Series of murders in Adelaide, South Australia

The Snowtown murders (also known as the bodies in barrels murders) were a series of murders committed by John Justin Bunting, Robert Joe Wagner, and James Spyridon Vlassakis between August 1992 and May 1999, in and around Adelaide, South Australia. A fourth person, Mark Haydon, was convicted of helping to dispose of the bodies. The trial was one of the longest and most publicised in Australian legal history.

Most of the bodies were found in barrels in an abandoned bank vault in Snowtown, South Australia, hence the names given in the press for the murders. Only one of the victims was killed in Snowtown, which is approximately 140 km north of Adelaide, and neither the twelve victims nor the three perpetrators were from the town. Although the motivation for the murders is unclear, the killers were led by Bunting to believe that the victims were paedophiles, homosexuals or "weak". In the case of some victims, the murders were preceded by torture, and efforts were made to appropriate victims' identities, social security payments and bank accounts.

Although initially the notoriety of the murders led to a short-term economic boost from tourists visiting Snowtown, it created a stigma, with authorities considering a change of the town's name and identity. The case has been chronicled in numerous books as well as a film adaptation released in 2011 to critical acclaim.

== Background ==
=== Perpetrators ===
Several individuals were involved in the murders (Bunting, Wagner, and Haydon were all charged with the killings; additionally, Vlassakis pleaded guilty to four murders and provided testimony in exchange for a lesser sentence). There were several other persons who had acted as accomplices in the murders or in the disposal of the bodies:
- John Justin Bunting (born 4 September 1966) was found to be the leader of the perpetrators. When he was 8 years old, Bunting was beaten and sexually assaulted by a friend's older brother. He is reported to have "enjoyed weaponry, photography and anatomy," and grew to develop a strong hatred of paedophiles and homosexuals. At age 22, Bunting worked at an abattoir and reportedly "bragged about slaughtering the animals, saying that's what he enjoyed the most". Bunting moved to a house in Salisbury North in 1991 and befriended his neighbours Haydon and Wagner.
- Robert Joe Wagner (born 28 November 1971) was befriended by Bunting in 1991. Bunting encouraged Wagner to assist in the various murders. Like Bunting, Wagner was formerly active in several neo-Nazi groups.

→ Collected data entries
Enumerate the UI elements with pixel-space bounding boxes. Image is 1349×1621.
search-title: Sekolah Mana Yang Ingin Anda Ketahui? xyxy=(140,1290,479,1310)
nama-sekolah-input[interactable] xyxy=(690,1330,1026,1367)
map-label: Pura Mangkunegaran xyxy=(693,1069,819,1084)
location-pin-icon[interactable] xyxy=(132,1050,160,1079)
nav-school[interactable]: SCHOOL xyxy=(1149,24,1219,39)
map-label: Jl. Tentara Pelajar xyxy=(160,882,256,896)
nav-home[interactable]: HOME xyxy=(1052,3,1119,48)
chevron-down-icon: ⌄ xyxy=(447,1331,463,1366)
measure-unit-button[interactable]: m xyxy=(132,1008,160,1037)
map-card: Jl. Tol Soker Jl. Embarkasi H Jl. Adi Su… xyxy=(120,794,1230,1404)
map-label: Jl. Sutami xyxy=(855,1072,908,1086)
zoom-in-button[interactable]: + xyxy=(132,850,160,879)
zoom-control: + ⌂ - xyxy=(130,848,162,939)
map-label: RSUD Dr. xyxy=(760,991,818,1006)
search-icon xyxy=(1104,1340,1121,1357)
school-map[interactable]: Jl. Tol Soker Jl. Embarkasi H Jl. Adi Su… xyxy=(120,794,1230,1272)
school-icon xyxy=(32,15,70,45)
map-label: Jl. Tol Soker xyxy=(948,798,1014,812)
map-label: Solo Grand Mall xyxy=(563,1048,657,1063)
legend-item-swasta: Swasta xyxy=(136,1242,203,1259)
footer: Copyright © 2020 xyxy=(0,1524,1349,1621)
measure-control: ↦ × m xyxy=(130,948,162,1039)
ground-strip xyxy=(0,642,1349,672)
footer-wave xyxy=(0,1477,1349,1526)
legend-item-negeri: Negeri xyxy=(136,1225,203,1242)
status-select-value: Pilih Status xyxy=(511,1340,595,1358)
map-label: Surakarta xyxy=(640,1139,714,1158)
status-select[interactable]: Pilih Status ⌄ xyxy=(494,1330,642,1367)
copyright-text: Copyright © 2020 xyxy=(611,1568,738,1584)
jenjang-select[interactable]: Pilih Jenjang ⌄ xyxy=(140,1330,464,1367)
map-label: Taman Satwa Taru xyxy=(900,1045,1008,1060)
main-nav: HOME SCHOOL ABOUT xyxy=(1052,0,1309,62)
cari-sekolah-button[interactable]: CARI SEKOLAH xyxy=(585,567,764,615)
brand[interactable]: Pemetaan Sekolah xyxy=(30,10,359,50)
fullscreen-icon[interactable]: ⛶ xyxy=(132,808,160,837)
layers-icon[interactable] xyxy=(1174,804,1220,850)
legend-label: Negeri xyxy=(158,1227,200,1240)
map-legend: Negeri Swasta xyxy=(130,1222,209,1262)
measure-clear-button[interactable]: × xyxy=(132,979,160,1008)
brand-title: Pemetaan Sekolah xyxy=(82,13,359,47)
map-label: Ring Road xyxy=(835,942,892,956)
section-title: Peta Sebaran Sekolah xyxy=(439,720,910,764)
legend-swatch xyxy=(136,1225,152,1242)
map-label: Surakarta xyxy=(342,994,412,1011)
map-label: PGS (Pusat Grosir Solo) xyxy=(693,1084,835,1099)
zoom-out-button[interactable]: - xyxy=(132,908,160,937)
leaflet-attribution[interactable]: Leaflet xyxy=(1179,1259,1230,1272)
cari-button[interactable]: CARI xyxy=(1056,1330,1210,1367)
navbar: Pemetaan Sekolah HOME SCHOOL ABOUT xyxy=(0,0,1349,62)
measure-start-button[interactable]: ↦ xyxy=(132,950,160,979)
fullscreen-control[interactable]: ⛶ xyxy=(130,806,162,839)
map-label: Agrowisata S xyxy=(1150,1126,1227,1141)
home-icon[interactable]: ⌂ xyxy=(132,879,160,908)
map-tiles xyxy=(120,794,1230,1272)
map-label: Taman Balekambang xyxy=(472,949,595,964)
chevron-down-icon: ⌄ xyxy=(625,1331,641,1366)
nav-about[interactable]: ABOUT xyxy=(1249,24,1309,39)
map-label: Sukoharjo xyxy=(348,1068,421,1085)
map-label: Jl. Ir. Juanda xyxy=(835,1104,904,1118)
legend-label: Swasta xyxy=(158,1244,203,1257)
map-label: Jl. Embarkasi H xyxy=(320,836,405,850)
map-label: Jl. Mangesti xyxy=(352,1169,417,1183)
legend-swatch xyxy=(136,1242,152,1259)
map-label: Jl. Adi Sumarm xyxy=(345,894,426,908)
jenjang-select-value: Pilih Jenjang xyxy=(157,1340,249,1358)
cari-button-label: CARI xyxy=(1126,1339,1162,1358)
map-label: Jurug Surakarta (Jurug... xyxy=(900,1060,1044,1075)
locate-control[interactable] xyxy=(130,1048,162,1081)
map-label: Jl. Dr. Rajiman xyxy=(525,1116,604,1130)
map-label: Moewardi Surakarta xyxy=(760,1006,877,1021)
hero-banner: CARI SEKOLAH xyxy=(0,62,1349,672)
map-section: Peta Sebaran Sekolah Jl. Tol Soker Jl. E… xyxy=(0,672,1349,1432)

→ Work to complete
**a)** Rewrite the paragraph of the Snowtown murders article that begins "Most of the bodies were found in barrels" as a short bulleted list that keeps its main facts.
**b)** Resume the Snowtown murders article after its final sentence.

→ Outputs in order
**a)**
- Most of the bodies were found in barrels in an abandoned bank vault in Snowtown, South Australia. This gave the murders their press names.
- Snowtown is about 140 km north of Adelaide. Only one victim was killed there, and none of the twelve victims or the three perpetrators came from the town.
- The motive is unclear, but Bunting led the killers to believe the victims were paedophiles, homosexuals or "weak."
- Some victims were tortured before being killed. The killers also tried to take over victims' identities, social security payments and bank accounts.

**b)**
- James Spyridon Vlassakis (born 24 December 1979), along with his mother and half-brother, lived with Bunting and was gradually drawn into helping with the murders. Vlassakis, 19, helped torture and kill his own half-brother, Troy Youde, and his stepbrother, David Johnson. He confessed in 2001 to four murders, including Johnson's, and became a key witness for the Crown. The detail he provided, supported by other evidence, helped convict Bunting and Wagner. Vlassakis was sentenced in 2002 to a minimum of 26 years and was held in isolation in an unidentified South Australia prison. In early August 2025, it was announced that Vlassakis would be granted parole, but this decision was overturned in a subsequent review.. In September 2026, Vlassakis' original parole decision was confirmed when it was found that the attorney-general had failed to provide adequate reasons for the decision of the parole board to be overturned.
- Elizabeth Harvey, Vlassakis' mother, also knew about the murders, and with Bunting's encouragement, assisted in one of them. After Bunting, Wagner, Vlassakis, and Haydon were taken into custody, she died from cancer.
- Mark Ray Haydon (born 4 December 1958), an associate of Bunting, was initially the subject of "suppression orders or statutory provisions prohibiting publication" and could not therefore be identified as anything other than an alleged perpetrator. In January 1999, he reportedly rented the abandoned state bank building at Snowtown. A jury deadlocked on the murders of Haydon's wife, Elizabeth, and of Troy Youde. The murder charges were not retried when Haydon pleaded guilty to helping the killers dispose of the bodies of Elizabeth and Youde. Haydon was released from prison in May 2024.
- Jodie Elliott, the sister of Elizabeth, was a woman with below-average intelligence who had become besotted with Bunting. To receive her social security income, she pretended to be Suzanne Allen, a deceased former acquaintance of Bunting's. Frederick Brooks, Elliott's son, was later killed by the group.

== Murders ==
The victims were chosen by Bunting for imagined infractions; some victims were murdered as Bunting suspected them of being paedophiles, based on flimsy evidence or rumours. Others were killed due to his dislike of obese people, drug users, or because they were homosexual. Most of the victims were friends or acquaintances of at least one member of Bunting's group. Some were family members, occasionally sharing a residence with one of the murderers. Some were befriended for a short time and pulled into the group as easy targets for Bunting.

Kevin Howells, a forensic psychiatrist at Broadmoor Hospital in the United Kingdom, believed that Bunting's behaviour suggested he lacked emotion and the capacity to empathise with his victims. It showed that Bunting was a psychopathic killer who derived satisfaction from controlling his victims. Bunting's victims were forced to call Bunting; "God", "Master", "Chief Inspector" and "Lord Sir". During the murders, Bunting had fashioned a "rock spider wall" on a wall of a spare room in his house. The chart, created using paper notes and yarn, was an interconnected web of names of people Bunting alone suspected to be paedophiles or homosexuals. Bunting would select a name from the wall then call and threaten the person.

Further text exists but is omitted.